Dataset excerpt
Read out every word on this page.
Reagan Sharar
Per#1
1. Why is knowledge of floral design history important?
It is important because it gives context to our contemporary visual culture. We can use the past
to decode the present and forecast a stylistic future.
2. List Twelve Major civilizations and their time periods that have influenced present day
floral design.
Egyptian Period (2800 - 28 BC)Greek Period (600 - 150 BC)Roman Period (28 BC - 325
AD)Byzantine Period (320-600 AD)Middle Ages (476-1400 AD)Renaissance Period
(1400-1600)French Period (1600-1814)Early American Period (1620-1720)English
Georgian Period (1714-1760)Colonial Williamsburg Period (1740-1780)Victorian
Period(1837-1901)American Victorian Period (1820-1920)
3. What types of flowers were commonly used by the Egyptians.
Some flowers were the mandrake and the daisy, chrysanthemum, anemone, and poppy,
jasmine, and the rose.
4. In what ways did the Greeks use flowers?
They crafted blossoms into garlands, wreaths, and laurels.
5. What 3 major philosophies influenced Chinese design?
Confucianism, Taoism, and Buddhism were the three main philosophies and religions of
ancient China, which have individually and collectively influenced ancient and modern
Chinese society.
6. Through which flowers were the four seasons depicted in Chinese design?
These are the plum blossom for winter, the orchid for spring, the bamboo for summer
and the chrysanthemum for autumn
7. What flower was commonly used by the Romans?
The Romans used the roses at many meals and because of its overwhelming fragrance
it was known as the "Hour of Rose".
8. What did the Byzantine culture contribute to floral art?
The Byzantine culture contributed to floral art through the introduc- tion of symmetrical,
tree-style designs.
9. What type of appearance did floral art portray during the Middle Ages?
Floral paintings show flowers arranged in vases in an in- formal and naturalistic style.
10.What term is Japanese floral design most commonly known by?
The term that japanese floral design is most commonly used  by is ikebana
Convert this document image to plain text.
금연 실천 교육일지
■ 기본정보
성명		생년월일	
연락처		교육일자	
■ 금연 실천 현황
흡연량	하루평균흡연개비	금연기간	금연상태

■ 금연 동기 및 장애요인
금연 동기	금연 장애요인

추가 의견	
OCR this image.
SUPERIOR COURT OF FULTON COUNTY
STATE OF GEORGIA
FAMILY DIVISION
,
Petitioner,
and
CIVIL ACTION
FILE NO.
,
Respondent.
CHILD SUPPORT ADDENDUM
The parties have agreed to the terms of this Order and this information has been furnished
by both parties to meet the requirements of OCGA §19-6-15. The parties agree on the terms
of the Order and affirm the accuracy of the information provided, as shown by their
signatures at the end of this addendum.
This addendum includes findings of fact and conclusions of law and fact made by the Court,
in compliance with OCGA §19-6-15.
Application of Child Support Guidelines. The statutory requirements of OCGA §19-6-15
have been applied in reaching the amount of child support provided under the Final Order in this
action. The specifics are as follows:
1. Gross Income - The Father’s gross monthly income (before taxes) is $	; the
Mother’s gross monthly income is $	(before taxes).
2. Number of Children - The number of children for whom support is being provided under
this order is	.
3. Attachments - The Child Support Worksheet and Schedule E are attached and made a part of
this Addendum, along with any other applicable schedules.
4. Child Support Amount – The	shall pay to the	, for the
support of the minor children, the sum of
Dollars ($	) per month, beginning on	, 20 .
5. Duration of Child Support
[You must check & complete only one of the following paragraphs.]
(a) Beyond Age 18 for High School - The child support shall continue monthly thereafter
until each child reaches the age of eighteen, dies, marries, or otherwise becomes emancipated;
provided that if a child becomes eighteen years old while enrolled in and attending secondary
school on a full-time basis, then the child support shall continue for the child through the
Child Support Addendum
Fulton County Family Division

TASK TO COMPLETE
Copy each line of the data exactly, leaving nothing out.

SOLVED EXERCISE
Read out every word on this page.
Reagan Sharar
Per#1
1. Why is knowledge of floral design history important?
It is important because it gives context to our contemporary visual culture. We can use the past
to decode the present and forecast a stylistic future.
2. List Twelve Major civilizations and their time periods that have influenced present day
floral design.
Egyptian Period (2800 - 28 BC)Greek Period (600 - 150 BC)Roman Period (28 BC - 325
AD)Byzantine Period (320-600 AD)Middle Ages (476-1400 AD)Renaissance Period
(1400-1600)French Period (1600-1814)Early American Period (1620-1720)English
Georgian Period (1714-1760)Colonial Williamsburg Period (1740-1780)Victorian
Period(1837-1901)American Victorian Period (1820-1920)
3. What types of flowers were commonly used by the Egyptians.
Some flowers were the mandrake and the daisy, chrysanthemum, anemone, and poppy,
jasmine, and the rose.
4. In what ways did the Greeks use flowers?
They crafted blossoms into garlands, wreaths, and laurels.
5. What 3 major philosophies influenced Chinese design?
Confucianism, Taoism, and Buddhism were the three main philosophies and religions of
ancient China, which have individually and collectively influenced ancient and modern
Chinese society.
6. Through which flowers were the four seasons depicted in Chinese design?
These are the plum blossom for winter, the orchid for spring, the bamboo for summer
and the chrysanthemum for autumn
7. What flower was commonly used by the Romans?
The Romans used the roses at many meals and because of its overwhelming fragrance
it was known as the "Hour of Rose".
8. What did the Byzantine culture contribute to floral art?
The Byzantine culture contributed to floral art through the introduc- tion of symmetrical,
tree-style designs.
9. What type of appearance did floral art portray during the Middle Ages?
Floral paintings show flowers arranged in vases in an in- formal and naturalistic style.
10.What term is Japanese floral design most commonly known by?
The term that japanese floral design is most commonly used  by is ikebana
Convert this document image to plain text.
금연 실천 교육일지
■ 기본정보
성명		생년월일	
연락처		교육일자	
■ 금연 실천 현황
흡연량	하루평균흡연개비	금연기간	금연상태

■ 금연 동기 및 장애요인
금연 동기	금연 장애요인

추가 의견	
OCR this image.
SUPERIOR COURT OF FULTON COUNTY
STATE OF GEORGIA
FAMILY DIVISION
,
Petitioner,
and
CIVIL ACTION
FILE NO.
,
Respondent.
CHILD SUPPORT ADDENDUM
The parties have agreed to the terms of this Order and this information has been furnished
by both parties to meet the requirements of OCGA §19-6-15. The parties agree on the terms
of the Order and affirm the accuracy of the information provided, as shown by their
signatures at the end of this addendum.
This addendum includes findings of fact and conclusions of law and fact made by the Court,
in compliance with OCGA §19-6-15.
Application of Child Support Guidelines. The statutory requirements of OCGA §19-6-15
have been applied in reaching the amount of child support provided under the Final Order in this
action. The specifics are as follows:
1. Gross Income - The Father’s gross monthly income (before taxes) is $	; the
Mother’s gross monthly income is $	(before taxes).
2. Number of Children - The number of children for whom support is being provided under
this order is	.
3. Attachments - The Child Support Worksheet and Schedule E are attached and made a part of
this Addendum, along with any other applicable schedules.
4. Child Support Amount – The	shall pay to the	, for the
support of the minor children, the sum of
Dollars ($	) per month, beginning on	, 20 .
5. Duration of Child Support
[You must check & complete only one of the following paragraphs.]
(a) Beyond Age 18 for High School - The child support shall continue monthly thereafter
until each child reaches the age of eighteen, dies, marries, or otherwise becomes emancipated;
provided that if a child becomes eighteen years old while enrolled in and attending secondary
school on a full-time basis, then the child support shall continue for the child through the
Child Support Addendum
Fulton County Family Division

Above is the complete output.